(Data entries)
══════════════════════════════

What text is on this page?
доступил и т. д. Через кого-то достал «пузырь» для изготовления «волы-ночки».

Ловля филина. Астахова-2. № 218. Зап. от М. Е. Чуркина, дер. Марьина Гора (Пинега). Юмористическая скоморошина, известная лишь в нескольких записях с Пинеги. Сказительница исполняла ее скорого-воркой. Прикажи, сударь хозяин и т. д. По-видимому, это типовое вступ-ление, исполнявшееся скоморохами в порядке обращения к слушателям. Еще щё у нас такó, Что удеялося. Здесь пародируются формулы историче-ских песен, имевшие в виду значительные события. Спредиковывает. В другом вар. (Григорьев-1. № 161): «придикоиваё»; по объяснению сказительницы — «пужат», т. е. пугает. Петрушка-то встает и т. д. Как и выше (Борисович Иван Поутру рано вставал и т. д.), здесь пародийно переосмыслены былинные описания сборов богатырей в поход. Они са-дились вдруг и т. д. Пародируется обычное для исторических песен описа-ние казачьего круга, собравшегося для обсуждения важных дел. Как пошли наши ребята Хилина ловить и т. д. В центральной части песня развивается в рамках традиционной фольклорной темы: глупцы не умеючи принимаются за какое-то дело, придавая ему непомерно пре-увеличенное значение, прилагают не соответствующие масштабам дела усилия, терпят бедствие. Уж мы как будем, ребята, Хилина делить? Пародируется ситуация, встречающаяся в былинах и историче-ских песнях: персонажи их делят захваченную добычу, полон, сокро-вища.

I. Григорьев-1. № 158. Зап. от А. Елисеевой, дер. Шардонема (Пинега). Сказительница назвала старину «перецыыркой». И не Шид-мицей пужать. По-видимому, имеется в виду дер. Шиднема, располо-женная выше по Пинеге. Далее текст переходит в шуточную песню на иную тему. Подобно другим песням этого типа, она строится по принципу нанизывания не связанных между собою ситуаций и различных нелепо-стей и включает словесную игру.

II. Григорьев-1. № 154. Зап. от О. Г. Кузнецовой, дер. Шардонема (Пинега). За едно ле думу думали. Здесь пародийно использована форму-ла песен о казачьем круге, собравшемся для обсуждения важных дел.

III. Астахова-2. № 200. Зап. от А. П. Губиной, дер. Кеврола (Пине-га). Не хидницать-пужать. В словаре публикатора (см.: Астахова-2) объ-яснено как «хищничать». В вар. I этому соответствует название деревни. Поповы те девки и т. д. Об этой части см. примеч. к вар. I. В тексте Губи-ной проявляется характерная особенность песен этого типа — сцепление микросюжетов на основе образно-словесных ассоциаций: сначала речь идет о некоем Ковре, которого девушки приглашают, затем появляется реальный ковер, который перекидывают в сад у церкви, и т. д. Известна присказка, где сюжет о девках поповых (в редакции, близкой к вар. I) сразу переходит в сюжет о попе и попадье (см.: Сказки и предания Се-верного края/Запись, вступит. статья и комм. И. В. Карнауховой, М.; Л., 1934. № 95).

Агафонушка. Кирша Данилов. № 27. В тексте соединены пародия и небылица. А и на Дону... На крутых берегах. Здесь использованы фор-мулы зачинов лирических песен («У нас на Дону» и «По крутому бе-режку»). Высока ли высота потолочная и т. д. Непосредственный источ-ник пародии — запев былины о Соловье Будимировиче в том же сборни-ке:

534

══════════════════════════════

Brief –
In the records above, locate each line with the word "типа". Copy all such lines.

Right answer –
I. Григорьев-1. № 158. Зап. от А. Елисеевой, дер. Шардонема (Пинега). Сказительница назвала старину «перецыыркой». И не Шид-мицей пужать. По-видимому, имеется в виду дер. Шиднема, располо-женная выше по Пинеге. Далее текст переходит в шуточную песню на иную тему. Подобно другим песням этого типа, она строится по принципу нанизывания не связанных между собою ситуаций и различных нелепо-стей и включает словесную игру.
III. Астахова-2. № 200. Зап. от А. П. Губиной, дер. Кеврола (Пине-га). Не хидницать-пужать. В словаре публикатора (см.: Астахова-2) объ-яснено как «хищничать». В вар. I этому соответствует название деревни. Поповы те девки и т. д. Об этой части см. примеч. к вар. I. В тексте Губи-ной проявляется характерная особенность песен этого типа — сцепление микросюжетов на основе образно-словесных ассоциаций: сначала речь идет о некоем Ковре, которого девушки приглашают, затем появляется реальный ковер, который перекидывают в сад у церкви, и т. д. Известна присказка, где сюжет о девках поповых (в редакции, близкой к вар. I) сразу переходит в сюжет о попе и попадье (см.: Сказки и предания Се-верного края/Запись, вступит. статья и комм. И. В. Карнауховой, М.; Л., 1934. № 95).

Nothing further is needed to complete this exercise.